Aim - Transcribe all of the material exactly.

--

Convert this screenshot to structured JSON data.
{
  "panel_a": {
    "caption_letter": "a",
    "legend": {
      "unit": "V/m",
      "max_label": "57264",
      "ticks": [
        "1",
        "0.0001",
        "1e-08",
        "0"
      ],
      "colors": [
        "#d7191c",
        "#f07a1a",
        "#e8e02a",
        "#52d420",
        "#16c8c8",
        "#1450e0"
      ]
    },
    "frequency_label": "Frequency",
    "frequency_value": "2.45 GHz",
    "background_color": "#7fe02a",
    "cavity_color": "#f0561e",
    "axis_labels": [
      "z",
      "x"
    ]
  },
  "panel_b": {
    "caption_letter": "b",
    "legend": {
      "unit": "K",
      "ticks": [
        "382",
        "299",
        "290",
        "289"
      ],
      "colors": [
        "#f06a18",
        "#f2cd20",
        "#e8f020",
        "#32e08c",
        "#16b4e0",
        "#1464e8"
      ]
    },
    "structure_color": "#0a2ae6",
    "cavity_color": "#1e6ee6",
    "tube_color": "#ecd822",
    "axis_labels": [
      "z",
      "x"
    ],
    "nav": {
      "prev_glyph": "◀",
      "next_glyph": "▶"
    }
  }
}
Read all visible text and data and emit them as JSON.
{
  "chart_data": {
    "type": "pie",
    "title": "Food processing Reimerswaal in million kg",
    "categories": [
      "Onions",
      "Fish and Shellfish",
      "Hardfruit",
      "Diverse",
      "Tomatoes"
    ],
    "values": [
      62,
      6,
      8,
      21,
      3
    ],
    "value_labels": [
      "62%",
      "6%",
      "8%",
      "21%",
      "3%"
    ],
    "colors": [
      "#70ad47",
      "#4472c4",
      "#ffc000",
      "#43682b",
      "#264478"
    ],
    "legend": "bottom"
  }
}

--

Worked answer -
Convert this screenshot to structured JSON data.
{
  "panel_a": {
    "caption_letter": "a",
    "legend": {
      "unit": "V/m",
      "max_label": "57264",
      "ticks": [
        "1",
        "0.0001",
        "1e-08",
        "0"
      ],
      "colors": [
        "#d7191c",
        "#f07a1a",
        "#e8e02a",
        "#52d420",
        "#16c8c8",
        "#1450e0"
      ]
    },
    "frequency_label": "Frequency",
    "frequency_value": "2.45 GHz",
    "background_color": "#7fe02a",
    "cavity_color": "#f0561e",
    "axis_labels": [
      "z",
      "x"
    ]
  },
  "panel_b": {
    "caption_letter": "b",
    "legend": {
      "unit": "K",
      "ticks": [
        "382",
        "299",
        "290",
        "289"
      ],
      "colors": [
        "#f06a18",
        "#f2cd20",
        "#e8f020",
        "#32e08c",
        "#16b4e0",
        "#1464e8"
      ]
    },
    "structure_color": "#0a2ae6",
    "cavity_color": "#1e6ee6",
    "tube_color": "#ecd822",
    "axis_labels": [
      "z",
      "x"
    ],
    "nav": {
      "prev_glyph": "◀",
      "next_glyph": "▶"
    }
  }
}
Read all visible text and data and emit them as JSON.
{
  "chart_data": {
    "type": "pie",
    "title": "Food processing Reimerswaal in million kg",
    "categories": [
      "Onions",
      "Fish and Shellfish",
      "Hardfruit",
      "Diverse",
      "Tomatoes"
    ],
    "values": [
      62,
      6,
      8,
      21,
      3
    ],
    "value_labels": [
      "62%",
      "6%",
      "8%",
      "21%",
      "3%"
    ],
    "colors": [
      "#70ad47",
      "#4472c4",
      "#ffc000",
      "#43682b",
      "#264478"
    ],
    "legend": "bottom"
  }
}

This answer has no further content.